Restate the data exactly as given and keep the pictures out.
start DATA ROWS
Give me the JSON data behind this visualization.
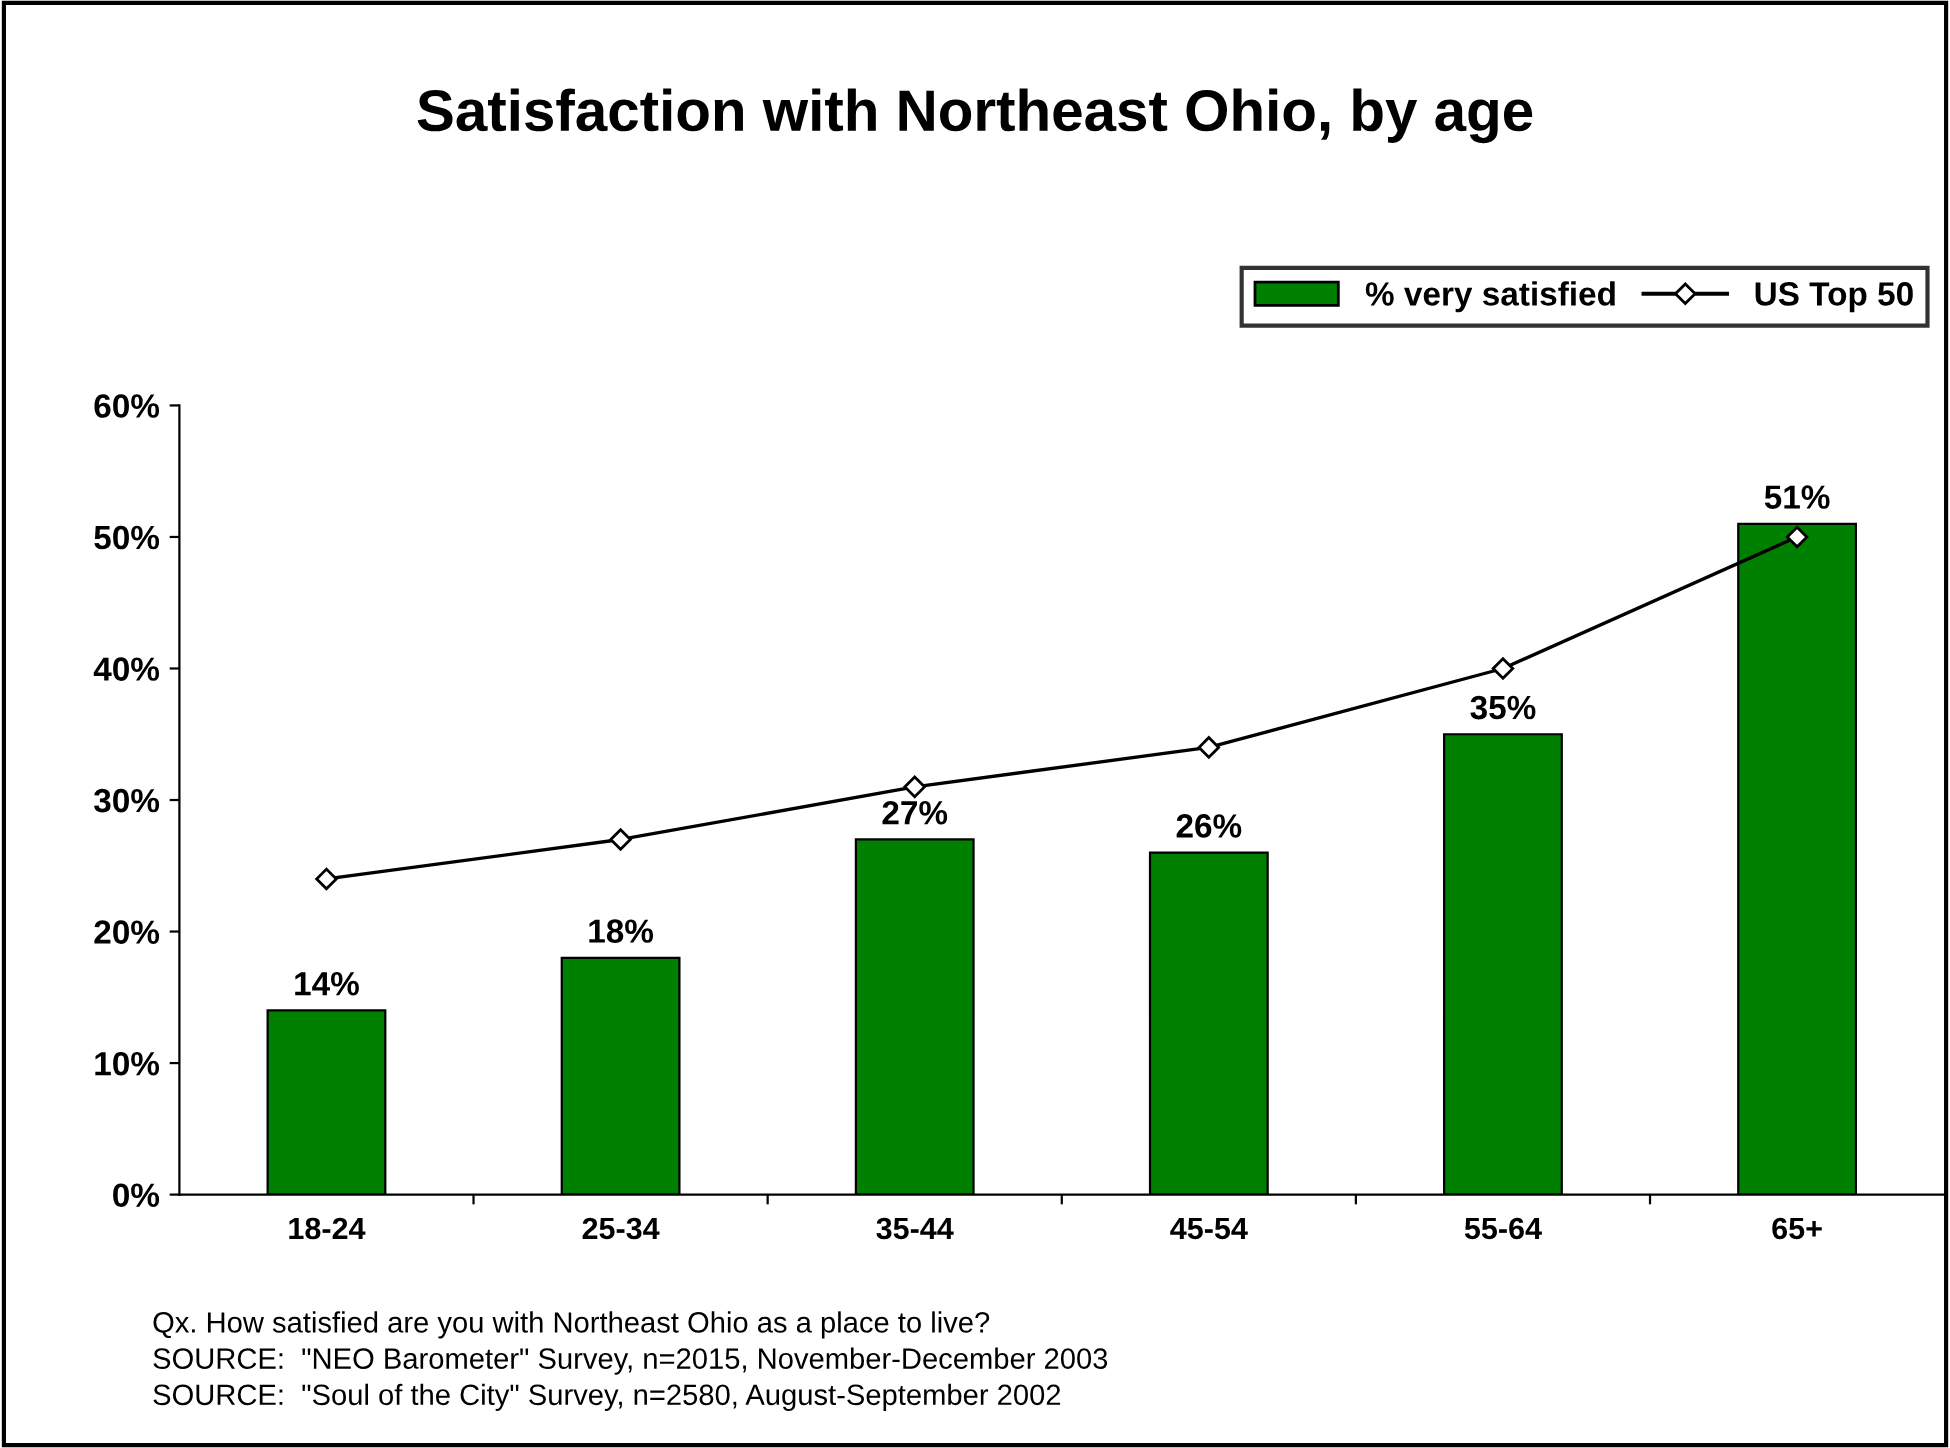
{
  "chart_data": {
    "type": "bar",
    "title": "Satisfaction with Northeast Ohio, by age",
    "categories": [
      "18-24",
      "25-34",
      "35-44",
      "45-54",
      "55-64",
      "65+"
    ],
    "series": [
      {
        "name": "% very satisfied",
        "color": "#008000",
        "values": [
          14,
          18,
          27,
          26,
          35,
          51
        ],
        "value_labels": [
          "14%",
          "18%",
          "27%",
          "26%",
          "35%",
          "51%"
        ]
      },
      {
        "name": "US Top 50",
        "type": "line",
        "color": "#000000",
        "marker": "diamond",
        "values": [
          24,
          27,
          31,
          34,
          40,
          50
        ]
      }
    ],
    "ylim": [
      0,
      60
    ],
    "yticks": [
      {
        "value": 0,
        "label": "0%"
      },
      {
        "value": 10,
        "label": "10%"
      },
      {
        "value": 20,
        "label": "20%"
      },
      {
        "value": 30,
        "label": "30%"
      },
      {
        "value": 40,
        "label": "40%"
      },
      {
        "value": 50,
        "label": "50%"
      },
      {
        "value": 60,
        "label": "60%"
      }
    ],
    "grid": false,
    "legend": "top right",
    "annotations": [
      "Qx. How satisfied are you with Northeast Ohio as a place to live?",
      "SOURCE:  \"NEO Barometer\" Survey, n=2015, November-December 2003",
      "SOURCE:  \"Soul of the City\" Survey, n=2580, August-September 2002"
    ]
  }
}
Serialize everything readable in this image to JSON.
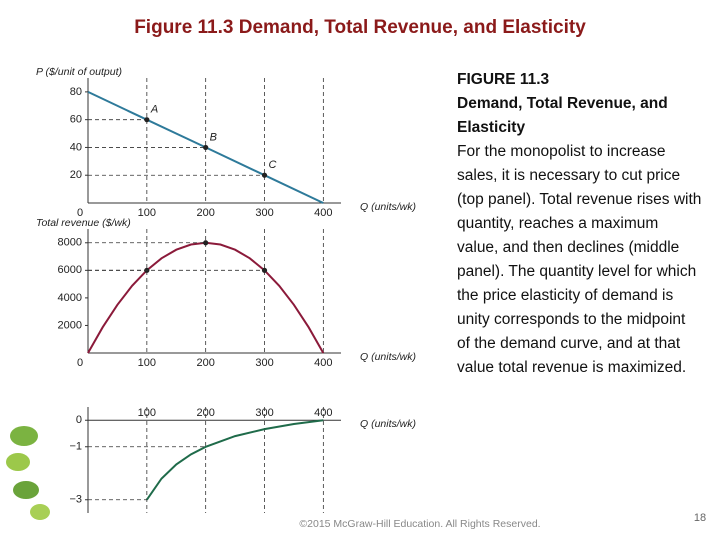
{
  "title": "Figure 11.3 Demand, Total Revenue, and Elasticity",
  "caption": {
    "label": "FIGURE 11.3",
    "heading": "Demand, Total Revenue, and Elasticity",
    "body": "For the monopolist to increase sales, it is necessary to cut price (top panel). Total revenue rises with quantity, reaches a maximum value, and then declines (middle panel). The quantity level for which the price elasticity of demand is unity corresponds to the midpoint of the demand curve, and at that value total revenue is maximized."
  },
  "footer": "©2015 McGraw-Hill Education. All Rights Reserved.",
  "page_number": "18",
  "chart_data": [
    {
      "type": "line",
      "y_label": "P ($/unit of output)",
      "x_label": "Q (units/wk)",
      "color": "#2e7a9a",
      "x": [
        0,
        100,
        200,
        300,
        400
      ],
      "values": [
        80,
        60,
        40,
        20,
        0
      ],
      "points": {
        "x": [
          100,
          200,
          300
        ],
        "values": [
          60,
          40,
          20
        ],
        "labels": [
          "A",
          "B",
          "C"
        ]
      },
      "markers": true,
      "xlim": [
        0,
        430
      ],
      "xticks": [
        0,
        100,
        200,
        300,
        400
      ],
      "ylim": [
        0,
        90
      ],
      "yticks": [
        20,
        40,
        60,
        80
      ]
    },
    {
      "type": "line",
      "y_label": "Total revenue ($/wk)",
      "x_label": "Q (units/wk)",
      "color": "#8b1a3a",
      "x": [
        0,
        25,
        50,
        75,
        100,
        125,
        150,
        175,
        200,
        225,
        250,
        275,
        300,
        325,
        350,
        375,
        400
      ],
      "values": [
        0,
        1875,
        3500,
        4875,
        6000,
        6875,
        7500,
        7875,
        8000,
        7875,
        7500,
        6875,
        6000,
        4875,
        3500,
        1875,
        0
      ],
      "points": {
        "x": [
          100,
          200,
          300
        ],
        "values": [
          6000,
          8000,
          6000
        ]
      },
      "markers": true,
      "xlim": [
        0,
        430
      ],
      "xticks": [
        0,
        100,
        200,
        300,
        400
      ],
      "ylim": [
        0,
        9000
      ],
      "yticks": [
        2000,
        4000,
        6000,
        8000
      ]
    },
    {
      "type": "line",
      "x_label": "Q (units/wk)",
      "color": "#1f6b4a",
      "x": [
        100,
        125,
        150,
        175,
        200,
        250,
        300,
        350,
        400
      ],
      "values": [
        -3,
        -2.2,
        -1.667,
        -1.286,
        -1,
        -0.6,
        -0.333,
        -0.143,
        0
      ],
      "points": {
        "x": [
          100,
          200
        ],
        "values": [
          -3,
          -1
        ]
      },
      "markers": false,
      "xlim": [
        0,
        430
      ],
      "xticks": [
        100,
        200,
        300,
        400
      ],
      "ylim": [
        -3.5,
        0.5
      ],
      "yticks": [
        0,
        {
          "value": -1,
          "label": "−1"
        },
        {
          "value": -3,
          "label": "−3"
        }
      ]
    }
  ]
}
end DATA ROWS
PROBLEM SOLUTION
Give me the JSON data behind this visualization.
{
  "chart_data": {
    "type": "bar",
    "title": "Satisfaction with Northeast Ohio, by age",
    "categories": [
      "18-24",
      "25-34",
      "35-44",
      "45-54",
      "55-64",
      "65+"
    ],
    "series": [
      {
        "name": "% very satisfied",
        "color": "#008000",
        "values": [
          14,
          18,
          27,
          26,
          35,
          51
        ],
        "value_labels": [
          "14%",
          "18%",
          "27%",
          "26%",
          "35%",
          "51%"
        ]
      },
      {
        "name": "US Top 50",
        "type": "line",
        "color": "#000000",
        "marker": "diamond",
        "values": [
          24,
          27,
          31,
          34,
          40,
          50
        ]
      }
    ],
    "ylim": [
      0,
      60
    ],
    "yticks": [
      {
        "value": 0,
        "label": "0%"
      },
      {
        "value": 10,
        "label": "10%"
      },
      {
        "value": 20,
        "label": "20%"
      },
      {
        "value": 30,
        "label": "30%"
      },
      {
        "value": 40,
        "label": "40%"
      },
      {
        "value": 50,
        "label": "50%"
      },
      {
        "value": 60,
        "label": "60%"
      }
    ],
    "grid": false,
    "legend": "top right",
    "annotations": [
      "Qx. How satisfied are you with Northeast Ohio as a place to live?",
      "SOURCE:  \"NEO Barometer\" Survey, n=2015, November-December 2003",
      "SOURCE:  \"Soul of the City\" Survey, n=2580, August-September 2002"
    ]
  }
}
Serialize everything readable in this image to JSON.
{
  "title": "Figure 11.3 Demand, Total Revenue, and Elasticity",
  "caption": {
    "label": "FIGURE 11.3",
    "heading": "Demand, Total Revenue, and Elasticity",
    "body": "For the monopolist to increase sales, it is necessary to cut price (top panel). Total revenue rises with quantity, reaches a maximum value, and then declines (middle panel). The quantity level for which the price elasticity of demand is unity corresponds to the midpoint of the demand curve, and at that value total revenue is maximized."
  },
  "footer": "©2015 McGraw-Hill Education. All Rights Reserved.",
  "page_number": "18",
  "chart_data": [
    {
      "type": "line",
      "y_label": "P ($/unit of output)",
      "x_label": "Q (units/wk)",
      "color": "#2e7a9a",
      "x": [
        0,
        100,
        200,
        300,
        400
      ],
      "values": [
        80,
        60,
        40,
        20,
        0
      ],
      "points": {
        "x": [
          100,
          200,
          300
        ],
        "values": [
          60,
          40,
          20
        ],
        "labels": [
          "A",
          "B",
          "C"
        ]
      },
      "markers": true,
      "xlim": [
        0,
        430
      ],
      "xticks": [
        0,
        100,
        200,
        300,
        400
      ],
      "ylim": [
        0,
        90
      ],
      "yticks": [
        20,
        40,
        60,
        80
      ]
    },
    {
      "type": "line",
      "y_label": "Total revenue ($/wk)",
      "x_label": "Q (units/wk)",
      "color": "#8b1a3a",
      "x": [
        0,
        25,
        50,
        75,
        100,
        125,
        150,
        175,
        200,
        225,
        250,
        275,
        300,
        325,
        350,
        375,
        400
      ],
      "values": [
        0,
        1875,
        3500,
        4875,
        6000,
        6875,
        7500,
        7875,
        8000,
        7875,
        7500,
        6875,
        6000,
        4875,
        3500,
        1875,
        0
      ],
      "points": {
        "x": [
          100,
          200,
          300
        ],
        "values": [
          6000,
          8000,
          6000
        ]
      },
      "markers": true,
      "xlim": [
        0,
        430
      ],
      "xticks": [
        0,
        100,
        200,
        300,
        400
      ],
      "ylim": [
        0,
        9000
      ],
      "yticks": [
        2000,
        4000,
        6000,
        8000
      ]
    },
    {
      "type": "line",
      "x_label": "Q (units/wk)",
      "color": "#1f6b4a",
      "x": [
        100,
        125,
        150,
        175,
        200,
        250,
        300,
        350,
        400
      ],
      "values": [
        -3,
        -2.2,
        -1.667,
        -1.286,
        -1,
        -0.6,
        -0.333,
        -0.143,
        0
      ],
      "points": {
        "x": [
          100,
          200
        ],
        "values": [
          -3,
          -1
        ]
      },
      "markers": false,
      "xlim": [
        0,
        430
      ],
      "xticks": [
        100,
        200,
        300,
        400
      ],
      "ylim": [
        -3.5,
        0.5
      ],
      "yticks": [
        0,
        {
          "value": -1,
          "label": "−1"
        },
        {
          "value": -3,
          "label": "−3"
        }
      ]
    }
  ]
}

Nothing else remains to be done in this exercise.